_Short problem_: Find each line with the word "National" and copy it.

Dataset rows:
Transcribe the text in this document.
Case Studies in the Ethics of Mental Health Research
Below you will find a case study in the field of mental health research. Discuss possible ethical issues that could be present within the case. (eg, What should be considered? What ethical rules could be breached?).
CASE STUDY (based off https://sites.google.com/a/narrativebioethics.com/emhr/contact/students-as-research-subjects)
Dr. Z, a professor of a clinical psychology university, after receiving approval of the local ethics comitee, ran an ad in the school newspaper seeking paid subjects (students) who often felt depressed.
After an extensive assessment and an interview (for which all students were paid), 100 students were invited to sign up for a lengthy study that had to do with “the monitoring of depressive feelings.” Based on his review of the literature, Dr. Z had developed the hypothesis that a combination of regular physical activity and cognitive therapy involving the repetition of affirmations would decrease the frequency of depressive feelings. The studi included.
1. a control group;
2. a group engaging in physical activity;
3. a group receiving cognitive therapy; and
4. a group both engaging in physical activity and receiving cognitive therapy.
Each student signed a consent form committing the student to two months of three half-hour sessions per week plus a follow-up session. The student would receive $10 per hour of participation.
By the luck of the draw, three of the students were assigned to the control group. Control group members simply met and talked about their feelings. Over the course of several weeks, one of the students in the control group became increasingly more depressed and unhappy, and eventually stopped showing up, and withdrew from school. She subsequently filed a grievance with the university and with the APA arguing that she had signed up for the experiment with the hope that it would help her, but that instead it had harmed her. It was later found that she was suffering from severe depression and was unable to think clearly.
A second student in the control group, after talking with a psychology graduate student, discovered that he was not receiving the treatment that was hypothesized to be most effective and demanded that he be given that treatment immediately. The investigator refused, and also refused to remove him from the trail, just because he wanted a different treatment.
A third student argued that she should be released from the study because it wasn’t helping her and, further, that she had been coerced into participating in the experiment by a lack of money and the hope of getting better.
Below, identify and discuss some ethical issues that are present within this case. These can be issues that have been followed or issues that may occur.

...

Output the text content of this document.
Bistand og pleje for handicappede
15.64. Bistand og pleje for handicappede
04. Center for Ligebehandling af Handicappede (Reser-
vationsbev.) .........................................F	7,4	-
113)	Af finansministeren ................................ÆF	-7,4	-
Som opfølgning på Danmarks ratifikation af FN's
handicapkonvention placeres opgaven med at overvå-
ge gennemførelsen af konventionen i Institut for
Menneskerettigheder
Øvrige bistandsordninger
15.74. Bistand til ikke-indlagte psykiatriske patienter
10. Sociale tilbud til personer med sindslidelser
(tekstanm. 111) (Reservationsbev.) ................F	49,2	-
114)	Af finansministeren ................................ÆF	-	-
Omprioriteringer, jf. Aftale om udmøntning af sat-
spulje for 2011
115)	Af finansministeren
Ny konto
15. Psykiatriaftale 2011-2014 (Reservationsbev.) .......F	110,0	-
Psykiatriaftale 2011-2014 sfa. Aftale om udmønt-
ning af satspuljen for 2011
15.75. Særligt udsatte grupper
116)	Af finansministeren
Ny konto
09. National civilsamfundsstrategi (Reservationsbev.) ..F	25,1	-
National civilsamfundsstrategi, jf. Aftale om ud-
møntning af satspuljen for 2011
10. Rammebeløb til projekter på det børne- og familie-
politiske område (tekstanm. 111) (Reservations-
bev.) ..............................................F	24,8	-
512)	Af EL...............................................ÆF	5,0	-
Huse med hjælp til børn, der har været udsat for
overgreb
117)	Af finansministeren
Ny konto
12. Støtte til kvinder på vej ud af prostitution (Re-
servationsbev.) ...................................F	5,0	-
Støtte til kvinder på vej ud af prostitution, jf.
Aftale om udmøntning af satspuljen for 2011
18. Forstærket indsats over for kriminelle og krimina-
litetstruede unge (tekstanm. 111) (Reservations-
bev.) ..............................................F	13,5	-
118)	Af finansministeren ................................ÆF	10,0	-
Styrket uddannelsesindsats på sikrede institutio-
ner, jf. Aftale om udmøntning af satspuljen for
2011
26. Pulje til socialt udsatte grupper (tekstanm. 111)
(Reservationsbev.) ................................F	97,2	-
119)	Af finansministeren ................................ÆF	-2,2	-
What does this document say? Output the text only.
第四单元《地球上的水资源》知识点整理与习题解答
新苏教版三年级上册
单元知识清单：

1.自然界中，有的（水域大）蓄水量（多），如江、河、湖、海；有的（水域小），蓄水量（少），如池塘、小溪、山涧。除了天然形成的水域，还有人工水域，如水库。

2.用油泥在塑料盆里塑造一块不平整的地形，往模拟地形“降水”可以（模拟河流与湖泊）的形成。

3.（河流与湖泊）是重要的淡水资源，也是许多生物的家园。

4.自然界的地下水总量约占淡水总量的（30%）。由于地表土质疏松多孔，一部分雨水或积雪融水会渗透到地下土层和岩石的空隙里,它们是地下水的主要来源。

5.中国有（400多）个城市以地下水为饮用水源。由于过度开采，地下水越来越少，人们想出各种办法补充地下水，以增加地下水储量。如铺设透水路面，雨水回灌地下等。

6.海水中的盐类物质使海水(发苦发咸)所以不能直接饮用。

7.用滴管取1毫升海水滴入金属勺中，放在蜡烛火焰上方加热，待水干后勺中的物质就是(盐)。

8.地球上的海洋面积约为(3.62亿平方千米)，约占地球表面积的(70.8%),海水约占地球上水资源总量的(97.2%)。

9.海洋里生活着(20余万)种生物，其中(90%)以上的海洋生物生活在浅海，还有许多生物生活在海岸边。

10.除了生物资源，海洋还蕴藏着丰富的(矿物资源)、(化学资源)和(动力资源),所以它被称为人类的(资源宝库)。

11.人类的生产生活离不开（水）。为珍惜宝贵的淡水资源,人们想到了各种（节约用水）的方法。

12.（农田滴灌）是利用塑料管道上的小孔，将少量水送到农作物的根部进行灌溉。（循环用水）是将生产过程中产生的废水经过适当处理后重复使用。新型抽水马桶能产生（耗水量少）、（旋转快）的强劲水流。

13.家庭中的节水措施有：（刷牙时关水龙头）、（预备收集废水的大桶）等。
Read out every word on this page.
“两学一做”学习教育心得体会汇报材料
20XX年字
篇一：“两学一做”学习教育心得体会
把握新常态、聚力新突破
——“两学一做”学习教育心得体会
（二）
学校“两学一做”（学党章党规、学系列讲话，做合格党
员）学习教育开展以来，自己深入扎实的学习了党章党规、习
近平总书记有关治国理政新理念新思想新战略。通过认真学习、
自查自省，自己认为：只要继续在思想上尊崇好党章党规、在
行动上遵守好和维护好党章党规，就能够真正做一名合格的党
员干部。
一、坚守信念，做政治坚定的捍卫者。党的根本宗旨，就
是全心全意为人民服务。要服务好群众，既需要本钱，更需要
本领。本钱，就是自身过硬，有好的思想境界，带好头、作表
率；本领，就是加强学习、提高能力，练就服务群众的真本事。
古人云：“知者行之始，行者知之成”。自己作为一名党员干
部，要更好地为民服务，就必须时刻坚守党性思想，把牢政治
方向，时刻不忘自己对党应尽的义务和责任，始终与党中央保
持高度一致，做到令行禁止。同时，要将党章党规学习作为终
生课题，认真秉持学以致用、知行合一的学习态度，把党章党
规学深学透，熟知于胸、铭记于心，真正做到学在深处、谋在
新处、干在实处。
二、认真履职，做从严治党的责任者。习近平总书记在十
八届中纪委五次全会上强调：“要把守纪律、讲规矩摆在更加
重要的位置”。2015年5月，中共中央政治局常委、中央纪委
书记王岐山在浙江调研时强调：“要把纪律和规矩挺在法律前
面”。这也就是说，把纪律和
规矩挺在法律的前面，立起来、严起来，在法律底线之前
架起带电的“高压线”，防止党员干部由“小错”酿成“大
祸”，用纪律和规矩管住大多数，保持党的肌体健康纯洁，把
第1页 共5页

...

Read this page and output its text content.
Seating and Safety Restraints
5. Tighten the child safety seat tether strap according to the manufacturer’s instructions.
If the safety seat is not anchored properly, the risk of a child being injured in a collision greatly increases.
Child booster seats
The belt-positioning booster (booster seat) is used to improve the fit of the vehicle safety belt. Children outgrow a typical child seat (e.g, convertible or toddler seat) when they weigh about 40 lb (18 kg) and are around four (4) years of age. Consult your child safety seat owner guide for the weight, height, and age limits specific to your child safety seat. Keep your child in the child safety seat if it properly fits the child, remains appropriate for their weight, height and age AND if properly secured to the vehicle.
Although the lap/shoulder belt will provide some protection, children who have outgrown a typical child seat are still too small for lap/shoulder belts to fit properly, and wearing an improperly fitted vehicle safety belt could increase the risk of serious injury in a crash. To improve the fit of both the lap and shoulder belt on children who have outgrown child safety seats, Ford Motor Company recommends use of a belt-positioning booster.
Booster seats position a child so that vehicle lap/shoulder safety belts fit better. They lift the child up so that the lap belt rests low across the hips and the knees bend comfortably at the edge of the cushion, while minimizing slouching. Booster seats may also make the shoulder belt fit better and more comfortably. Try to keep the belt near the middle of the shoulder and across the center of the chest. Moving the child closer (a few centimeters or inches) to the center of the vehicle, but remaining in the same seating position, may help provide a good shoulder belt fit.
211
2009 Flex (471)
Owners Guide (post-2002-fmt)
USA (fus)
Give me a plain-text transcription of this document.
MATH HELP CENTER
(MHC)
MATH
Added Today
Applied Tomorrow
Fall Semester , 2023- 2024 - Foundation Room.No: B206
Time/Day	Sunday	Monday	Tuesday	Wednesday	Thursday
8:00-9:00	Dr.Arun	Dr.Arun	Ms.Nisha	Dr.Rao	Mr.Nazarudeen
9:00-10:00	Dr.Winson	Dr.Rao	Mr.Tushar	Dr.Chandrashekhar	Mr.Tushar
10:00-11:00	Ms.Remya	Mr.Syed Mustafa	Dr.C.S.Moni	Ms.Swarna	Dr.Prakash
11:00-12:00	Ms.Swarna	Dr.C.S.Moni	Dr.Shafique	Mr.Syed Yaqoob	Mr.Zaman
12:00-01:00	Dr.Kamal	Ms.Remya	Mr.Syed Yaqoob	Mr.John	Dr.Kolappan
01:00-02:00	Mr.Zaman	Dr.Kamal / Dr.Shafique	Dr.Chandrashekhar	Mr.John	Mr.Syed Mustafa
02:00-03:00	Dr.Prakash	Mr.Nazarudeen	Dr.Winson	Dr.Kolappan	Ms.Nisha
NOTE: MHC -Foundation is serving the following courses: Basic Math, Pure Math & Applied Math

_Exercise result_:
09. National civilsamfundsstrategi (Reservationsbev.) ..F	25,1	-
National civilsamfundsstrategi, jf. Aftale om ud-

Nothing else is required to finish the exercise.